• **Exercise instructions**: Search the data for the string "chứng" and gather each line it is in.

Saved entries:

※

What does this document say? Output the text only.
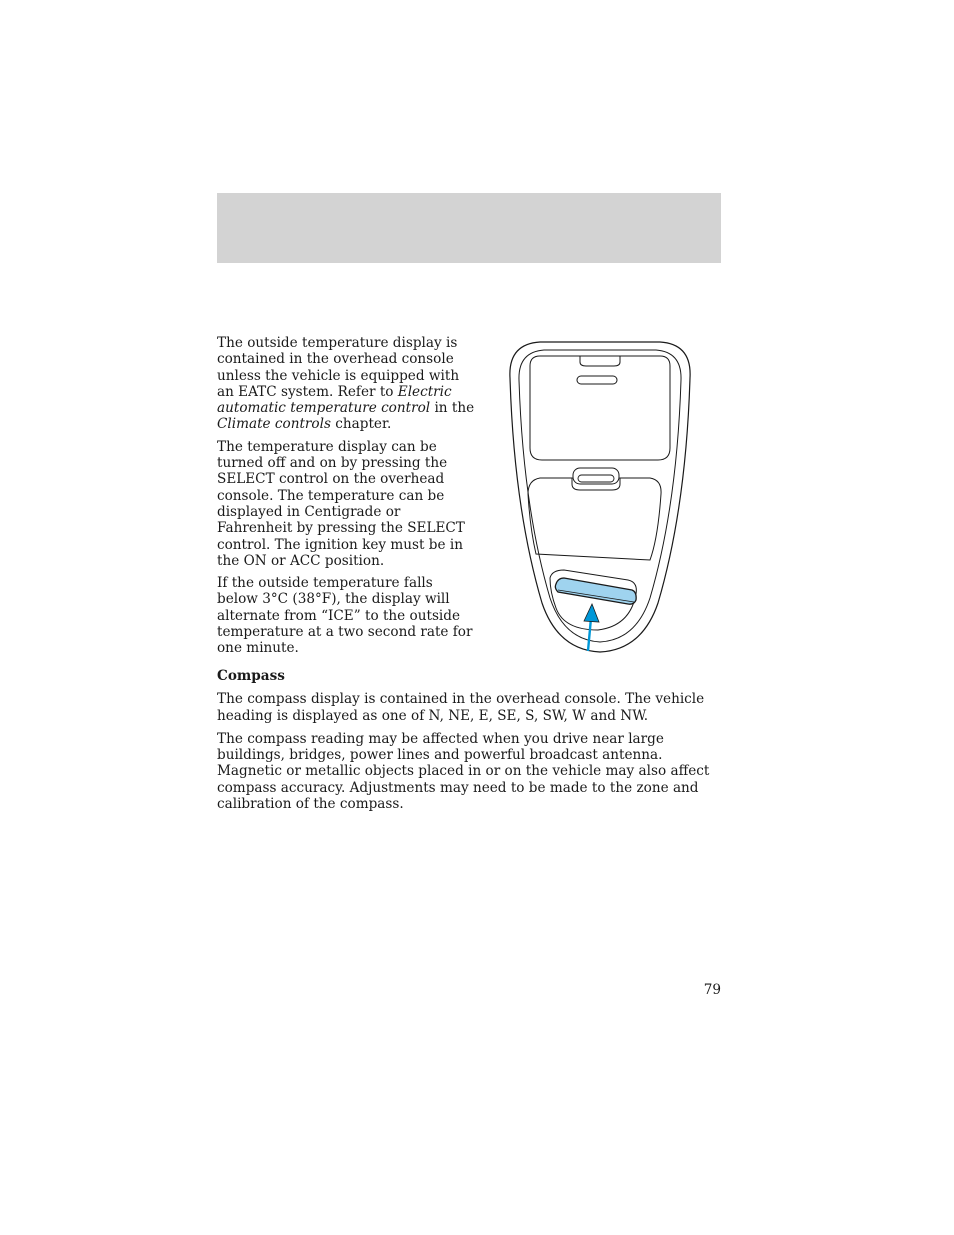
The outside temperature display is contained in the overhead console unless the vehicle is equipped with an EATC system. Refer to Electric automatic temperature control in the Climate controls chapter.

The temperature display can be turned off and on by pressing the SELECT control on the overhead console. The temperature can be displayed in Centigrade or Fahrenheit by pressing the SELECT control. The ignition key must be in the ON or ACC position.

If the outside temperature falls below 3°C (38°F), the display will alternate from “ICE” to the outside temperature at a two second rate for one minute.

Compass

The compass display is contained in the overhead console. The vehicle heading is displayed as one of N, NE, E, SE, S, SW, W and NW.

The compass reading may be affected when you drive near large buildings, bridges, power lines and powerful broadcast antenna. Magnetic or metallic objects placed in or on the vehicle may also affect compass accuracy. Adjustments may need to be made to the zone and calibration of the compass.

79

※

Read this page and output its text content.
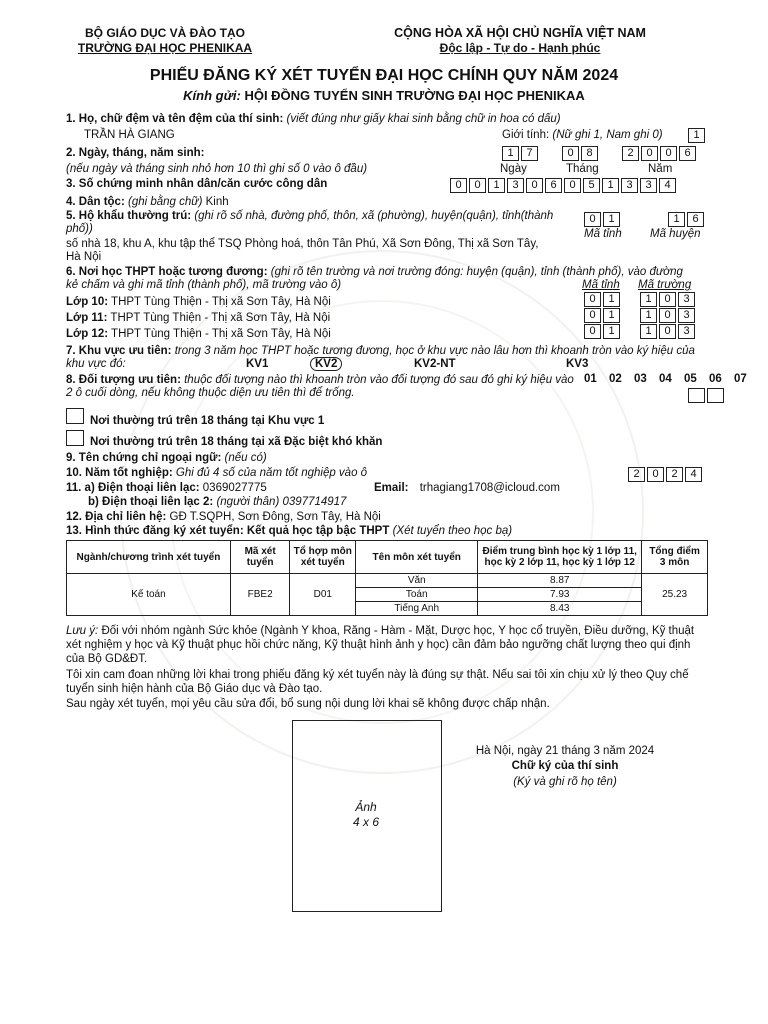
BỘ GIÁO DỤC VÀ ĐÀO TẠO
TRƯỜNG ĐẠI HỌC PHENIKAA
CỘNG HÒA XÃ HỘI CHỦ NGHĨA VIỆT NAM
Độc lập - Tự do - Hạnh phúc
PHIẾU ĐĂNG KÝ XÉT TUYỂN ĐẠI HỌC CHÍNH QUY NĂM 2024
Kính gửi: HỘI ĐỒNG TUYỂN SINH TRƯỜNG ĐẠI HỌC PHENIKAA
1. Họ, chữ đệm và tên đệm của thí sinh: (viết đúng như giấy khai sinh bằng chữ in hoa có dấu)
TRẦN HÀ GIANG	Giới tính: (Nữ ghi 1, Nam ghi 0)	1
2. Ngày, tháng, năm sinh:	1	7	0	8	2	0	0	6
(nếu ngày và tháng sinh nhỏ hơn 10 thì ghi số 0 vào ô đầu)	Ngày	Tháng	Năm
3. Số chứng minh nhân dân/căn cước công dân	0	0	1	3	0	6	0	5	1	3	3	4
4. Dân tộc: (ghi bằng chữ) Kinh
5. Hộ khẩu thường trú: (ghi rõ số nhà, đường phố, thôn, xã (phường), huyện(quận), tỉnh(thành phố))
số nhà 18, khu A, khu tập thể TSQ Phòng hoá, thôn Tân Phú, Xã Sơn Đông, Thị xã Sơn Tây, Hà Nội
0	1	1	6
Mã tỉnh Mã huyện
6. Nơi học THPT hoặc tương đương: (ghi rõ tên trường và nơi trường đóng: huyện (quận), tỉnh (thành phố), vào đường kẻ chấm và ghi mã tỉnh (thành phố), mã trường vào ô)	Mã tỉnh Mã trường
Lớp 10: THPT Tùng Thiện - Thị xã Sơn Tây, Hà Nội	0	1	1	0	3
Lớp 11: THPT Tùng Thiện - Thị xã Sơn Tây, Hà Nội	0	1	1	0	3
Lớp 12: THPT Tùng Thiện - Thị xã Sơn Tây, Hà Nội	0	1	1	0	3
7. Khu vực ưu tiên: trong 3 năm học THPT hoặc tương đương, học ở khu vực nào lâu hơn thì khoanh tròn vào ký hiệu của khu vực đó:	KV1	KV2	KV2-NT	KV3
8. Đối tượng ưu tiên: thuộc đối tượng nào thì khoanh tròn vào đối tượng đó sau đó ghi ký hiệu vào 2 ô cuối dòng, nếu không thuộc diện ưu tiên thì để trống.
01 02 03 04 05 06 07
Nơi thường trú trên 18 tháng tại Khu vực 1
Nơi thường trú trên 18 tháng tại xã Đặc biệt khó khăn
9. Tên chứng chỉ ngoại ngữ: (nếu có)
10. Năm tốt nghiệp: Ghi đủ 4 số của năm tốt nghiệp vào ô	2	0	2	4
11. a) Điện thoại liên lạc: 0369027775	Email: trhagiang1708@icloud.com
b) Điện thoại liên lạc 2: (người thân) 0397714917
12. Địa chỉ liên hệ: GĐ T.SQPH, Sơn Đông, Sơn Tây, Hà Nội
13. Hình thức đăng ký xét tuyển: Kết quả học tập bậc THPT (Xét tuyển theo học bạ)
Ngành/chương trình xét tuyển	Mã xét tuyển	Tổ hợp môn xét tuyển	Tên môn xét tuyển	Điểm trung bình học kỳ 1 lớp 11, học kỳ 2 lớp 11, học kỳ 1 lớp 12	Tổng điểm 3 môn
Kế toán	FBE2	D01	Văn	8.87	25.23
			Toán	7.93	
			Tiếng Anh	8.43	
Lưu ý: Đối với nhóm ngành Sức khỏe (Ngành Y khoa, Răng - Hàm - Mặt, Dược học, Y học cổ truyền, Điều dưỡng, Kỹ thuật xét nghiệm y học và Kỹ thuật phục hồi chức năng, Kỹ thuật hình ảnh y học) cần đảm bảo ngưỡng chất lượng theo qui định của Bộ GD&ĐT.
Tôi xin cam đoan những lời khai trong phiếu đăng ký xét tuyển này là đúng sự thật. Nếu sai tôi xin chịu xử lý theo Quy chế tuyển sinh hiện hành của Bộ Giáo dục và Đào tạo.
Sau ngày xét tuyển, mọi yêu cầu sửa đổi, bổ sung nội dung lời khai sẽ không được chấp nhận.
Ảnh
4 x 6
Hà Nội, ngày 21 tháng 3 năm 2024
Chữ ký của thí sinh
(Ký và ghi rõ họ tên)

※

• **Solution to the problem**:
3. Số chứng minh nhân dân/căn cước công dân	0	0	1	3	0	6	0	5	1	3	3	4
9. Tên chứng chỉ ngoại ngữ: (nếu có)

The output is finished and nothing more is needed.